◆ **WHAT YOU WILL DO**:
Every line below that includes the word "DATAM" needs to be copied.

(DATA SUPPLIED)

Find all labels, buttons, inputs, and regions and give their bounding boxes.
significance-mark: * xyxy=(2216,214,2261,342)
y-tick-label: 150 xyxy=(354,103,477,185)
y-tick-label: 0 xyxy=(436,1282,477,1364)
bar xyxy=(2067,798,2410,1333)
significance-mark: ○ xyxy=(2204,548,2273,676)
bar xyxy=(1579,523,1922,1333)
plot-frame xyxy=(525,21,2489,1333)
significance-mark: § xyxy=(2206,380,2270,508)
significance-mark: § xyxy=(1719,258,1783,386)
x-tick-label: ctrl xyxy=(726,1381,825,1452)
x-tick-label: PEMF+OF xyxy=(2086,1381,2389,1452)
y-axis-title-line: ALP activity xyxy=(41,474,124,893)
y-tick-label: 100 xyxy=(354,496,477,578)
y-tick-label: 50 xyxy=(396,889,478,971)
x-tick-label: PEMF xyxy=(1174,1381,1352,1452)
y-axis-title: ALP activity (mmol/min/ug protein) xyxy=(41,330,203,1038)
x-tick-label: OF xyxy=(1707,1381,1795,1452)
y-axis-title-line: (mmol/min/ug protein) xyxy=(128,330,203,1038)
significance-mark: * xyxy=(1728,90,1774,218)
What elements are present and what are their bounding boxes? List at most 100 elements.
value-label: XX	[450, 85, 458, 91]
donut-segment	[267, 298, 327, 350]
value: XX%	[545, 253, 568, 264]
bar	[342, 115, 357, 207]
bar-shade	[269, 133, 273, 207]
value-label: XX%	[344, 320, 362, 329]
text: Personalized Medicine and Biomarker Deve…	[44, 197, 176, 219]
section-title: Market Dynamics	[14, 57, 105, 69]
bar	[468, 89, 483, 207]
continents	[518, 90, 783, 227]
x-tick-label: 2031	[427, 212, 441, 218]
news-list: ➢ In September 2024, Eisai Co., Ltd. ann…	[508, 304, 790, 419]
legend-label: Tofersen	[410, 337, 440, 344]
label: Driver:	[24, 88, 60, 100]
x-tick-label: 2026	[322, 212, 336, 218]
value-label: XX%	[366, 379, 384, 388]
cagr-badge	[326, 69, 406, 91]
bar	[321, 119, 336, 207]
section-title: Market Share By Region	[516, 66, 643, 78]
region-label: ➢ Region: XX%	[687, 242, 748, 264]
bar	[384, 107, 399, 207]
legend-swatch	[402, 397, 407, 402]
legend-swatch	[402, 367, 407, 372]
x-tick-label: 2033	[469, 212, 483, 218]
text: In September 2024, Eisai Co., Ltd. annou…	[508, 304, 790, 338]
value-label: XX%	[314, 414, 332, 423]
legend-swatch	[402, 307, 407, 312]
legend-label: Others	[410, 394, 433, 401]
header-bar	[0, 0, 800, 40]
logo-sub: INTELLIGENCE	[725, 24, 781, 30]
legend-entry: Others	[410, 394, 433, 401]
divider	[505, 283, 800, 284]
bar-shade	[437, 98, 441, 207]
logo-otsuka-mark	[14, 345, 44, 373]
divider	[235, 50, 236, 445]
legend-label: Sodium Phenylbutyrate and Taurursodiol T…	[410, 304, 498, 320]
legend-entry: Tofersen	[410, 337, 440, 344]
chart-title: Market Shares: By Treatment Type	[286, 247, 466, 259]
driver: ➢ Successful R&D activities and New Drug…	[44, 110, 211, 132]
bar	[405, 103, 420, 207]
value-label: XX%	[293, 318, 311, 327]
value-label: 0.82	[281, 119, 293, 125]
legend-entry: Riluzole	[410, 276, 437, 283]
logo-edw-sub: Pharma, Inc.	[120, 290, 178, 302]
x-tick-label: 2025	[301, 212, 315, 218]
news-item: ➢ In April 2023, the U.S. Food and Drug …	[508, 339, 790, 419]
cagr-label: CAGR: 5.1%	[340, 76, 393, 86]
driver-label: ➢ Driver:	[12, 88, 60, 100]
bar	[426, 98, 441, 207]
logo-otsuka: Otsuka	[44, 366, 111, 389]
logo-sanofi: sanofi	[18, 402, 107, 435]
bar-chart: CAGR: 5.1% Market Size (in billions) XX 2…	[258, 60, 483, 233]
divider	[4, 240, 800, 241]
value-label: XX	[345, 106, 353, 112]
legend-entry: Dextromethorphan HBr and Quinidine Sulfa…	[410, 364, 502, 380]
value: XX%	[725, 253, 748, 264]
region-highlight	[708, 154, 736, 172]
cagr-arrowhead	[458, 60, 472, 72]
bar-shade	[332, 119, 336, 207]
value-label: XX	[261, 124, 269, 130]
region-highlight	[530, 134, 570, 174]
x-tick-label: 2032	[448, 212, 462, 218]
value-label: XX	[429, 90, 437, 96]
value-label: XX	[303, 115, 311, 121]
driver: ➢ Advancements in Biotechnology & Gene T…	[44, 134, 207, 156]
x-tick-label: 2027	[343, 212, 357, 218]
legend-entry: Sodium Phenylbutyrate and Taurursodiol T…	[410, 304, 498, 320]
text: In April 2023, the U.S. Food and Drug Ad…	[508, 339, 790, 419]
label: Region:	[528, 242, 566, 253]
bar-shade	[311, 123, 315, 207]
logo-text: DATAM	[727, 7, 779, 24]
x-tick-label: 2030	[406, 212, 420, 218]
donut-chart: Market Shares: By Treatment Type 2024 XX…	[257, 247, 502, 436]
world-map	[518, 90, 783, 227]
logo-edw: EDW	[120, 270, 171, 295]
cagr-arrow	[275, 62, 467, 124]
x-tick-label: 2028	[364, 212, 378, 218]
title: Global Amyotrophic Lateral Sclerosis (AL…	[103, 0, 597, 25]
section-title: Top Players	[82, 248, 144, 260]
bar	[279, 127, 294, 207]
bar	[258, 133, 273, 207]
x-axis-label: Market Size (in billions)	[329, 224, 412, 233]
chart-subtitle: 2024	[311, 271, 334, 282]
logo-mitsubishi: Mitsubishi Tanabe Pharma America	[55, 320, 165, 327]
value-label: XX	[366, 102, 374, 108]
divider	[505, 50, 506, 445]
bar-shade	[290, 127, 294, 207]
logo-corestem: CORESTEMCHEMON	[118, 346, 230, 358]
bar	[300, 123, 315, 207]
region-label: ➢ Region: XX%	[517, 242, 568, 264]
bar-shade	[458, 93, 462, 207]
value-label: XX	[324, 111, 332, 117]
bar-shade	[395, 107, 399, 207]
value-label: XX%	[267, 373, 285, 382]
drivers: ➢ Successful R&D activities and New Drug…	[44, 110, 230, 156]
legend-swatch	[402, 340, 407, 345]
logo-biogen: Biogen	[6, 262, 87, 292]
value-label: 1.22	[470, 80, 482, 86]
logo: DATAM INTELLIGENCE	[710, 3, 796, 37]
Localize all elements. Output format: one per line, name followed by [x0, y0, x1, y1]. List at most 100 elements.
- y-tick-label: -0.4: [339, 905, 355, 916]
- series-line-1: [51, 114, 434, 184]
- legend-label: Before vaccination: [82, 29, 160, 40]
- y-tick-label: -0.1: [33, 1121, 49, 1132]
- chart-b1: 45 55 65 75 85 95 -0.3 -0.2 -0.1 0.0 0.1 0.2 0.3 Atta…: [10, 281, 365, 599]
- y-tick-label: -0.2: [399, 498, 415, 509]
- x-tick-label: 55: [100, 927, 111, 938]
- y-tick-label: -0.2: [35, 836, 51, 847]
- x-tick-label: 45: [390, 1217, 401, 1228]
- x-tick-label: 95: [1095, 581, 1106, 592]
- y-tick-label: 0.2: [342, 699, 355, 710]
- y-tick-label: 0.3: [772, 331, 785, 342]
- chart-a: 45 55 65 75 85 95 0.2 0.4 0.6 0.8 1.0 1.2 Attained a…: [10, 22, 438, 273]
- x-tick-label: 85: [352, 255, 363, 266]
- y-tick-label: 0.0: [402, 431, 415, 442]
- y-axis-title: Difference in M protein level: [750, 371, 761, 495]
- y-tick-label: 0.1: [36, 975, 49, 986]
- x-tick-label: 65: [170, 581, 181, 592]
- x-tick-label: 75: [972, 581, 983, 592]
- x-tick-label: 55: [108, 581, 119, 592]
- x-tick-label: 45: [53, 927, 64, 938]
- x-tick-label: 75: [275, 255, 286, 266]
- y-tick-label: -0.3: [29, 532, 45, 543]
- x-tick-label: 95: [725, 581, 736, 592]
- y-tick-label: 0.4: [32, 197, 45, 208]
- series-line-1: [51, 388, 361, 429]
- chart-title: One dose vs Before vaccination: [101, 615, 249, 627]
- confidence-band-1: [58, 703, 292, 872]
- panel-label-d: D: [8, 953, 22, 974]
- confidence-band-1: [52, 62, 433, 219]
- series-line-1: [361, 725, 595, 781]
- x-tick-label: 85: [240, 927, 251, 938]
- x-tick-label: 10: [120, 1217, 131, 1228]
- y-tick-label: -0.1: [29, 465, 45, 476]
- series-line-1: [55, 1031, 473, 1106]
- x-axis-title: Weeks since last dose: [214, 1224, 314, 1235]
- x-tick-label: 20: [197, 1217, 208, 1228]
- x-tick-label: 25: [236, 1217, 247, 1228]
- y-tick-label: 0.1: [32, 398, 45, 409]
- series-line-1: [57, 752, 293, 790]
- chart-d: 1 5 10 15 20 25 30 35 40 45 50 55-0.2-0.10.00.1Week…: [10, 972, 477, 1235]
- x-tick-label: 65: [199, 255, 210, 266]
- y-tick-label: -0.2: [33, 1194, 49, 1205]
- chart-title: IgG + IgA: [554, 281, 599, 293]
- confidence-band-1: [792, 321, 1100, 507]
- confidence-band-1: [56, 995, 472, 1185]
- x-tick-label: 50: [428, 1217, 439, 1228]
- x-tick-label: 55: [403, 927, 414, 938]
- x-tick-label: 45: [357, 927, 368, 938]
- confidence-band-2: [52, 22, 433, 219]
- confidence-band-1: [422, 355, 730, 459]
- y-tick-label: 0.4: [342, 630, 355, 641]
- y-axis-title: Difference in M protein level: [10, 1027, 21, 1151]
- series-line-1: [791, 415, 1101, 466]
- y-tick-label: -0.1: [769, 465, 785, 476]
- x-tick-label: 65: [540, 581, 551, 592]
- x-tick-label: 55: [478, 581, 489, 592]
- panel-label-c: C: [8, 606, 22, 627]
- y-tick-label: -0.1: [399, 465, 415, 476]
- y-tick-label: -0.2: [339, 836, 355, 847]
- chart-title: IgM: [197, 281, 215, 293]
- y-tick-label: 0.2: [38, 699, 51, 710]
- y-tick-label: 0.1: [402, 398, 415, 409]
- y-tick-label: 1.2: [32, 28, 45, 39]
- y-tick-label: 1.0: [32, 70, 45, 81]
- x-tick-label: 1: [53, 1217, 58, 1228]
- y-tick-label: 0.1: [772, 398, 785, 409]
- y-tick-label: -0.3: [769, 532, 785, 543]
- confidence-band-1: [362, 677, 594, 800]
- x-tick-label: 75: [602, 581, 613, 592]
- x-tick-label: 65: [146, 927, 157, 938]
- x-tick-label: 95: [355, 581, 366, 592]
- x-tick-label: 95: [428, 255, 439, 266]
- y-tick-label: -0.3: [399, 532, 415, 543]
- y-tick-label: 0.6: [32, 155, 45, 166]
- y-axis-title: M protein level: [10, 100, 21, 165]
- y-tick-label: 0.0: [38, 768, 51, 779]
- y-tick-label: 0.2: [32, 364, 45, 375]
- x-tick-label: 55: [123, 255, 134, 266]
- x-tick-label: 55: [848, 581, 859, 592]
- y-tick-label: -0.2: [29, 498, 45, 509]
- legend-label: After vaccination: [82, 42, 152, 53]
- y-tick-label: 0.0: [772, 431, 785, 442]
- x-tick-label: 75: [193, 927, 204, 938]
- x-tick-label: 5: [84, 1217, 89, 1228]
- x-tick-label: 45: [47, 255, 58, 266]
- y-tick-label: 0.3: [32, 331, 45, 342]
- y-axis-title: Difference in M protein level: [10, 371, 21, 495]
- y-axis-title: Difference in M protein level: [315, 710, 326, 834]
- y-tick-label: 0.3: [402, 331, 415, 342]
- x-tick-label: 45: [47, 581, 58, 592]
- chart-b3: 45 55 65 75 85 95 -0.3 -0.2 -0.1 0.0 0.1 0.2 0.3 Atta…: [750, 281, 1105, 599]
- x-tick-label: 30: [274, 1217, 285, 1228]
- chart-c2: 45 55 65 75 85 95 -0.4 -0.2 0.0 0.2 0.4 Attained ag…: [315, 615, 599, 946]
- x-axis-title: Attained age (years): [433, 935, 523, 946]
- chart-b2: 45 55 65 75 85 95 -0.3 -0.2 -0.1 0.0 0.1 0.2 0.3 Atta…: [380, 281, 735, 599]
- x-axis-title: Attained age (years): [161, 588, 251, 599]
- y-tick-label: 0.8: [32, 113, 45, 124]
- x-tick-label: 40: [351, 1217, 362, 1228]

(End DATA SUPPLIED)

◆ **WRITTEN RESPONSE**:
logo-text: DATAM	[727, 7, 779, 24]
logo: DATAM INTELLIGENCE	[710, 3, 796, 37]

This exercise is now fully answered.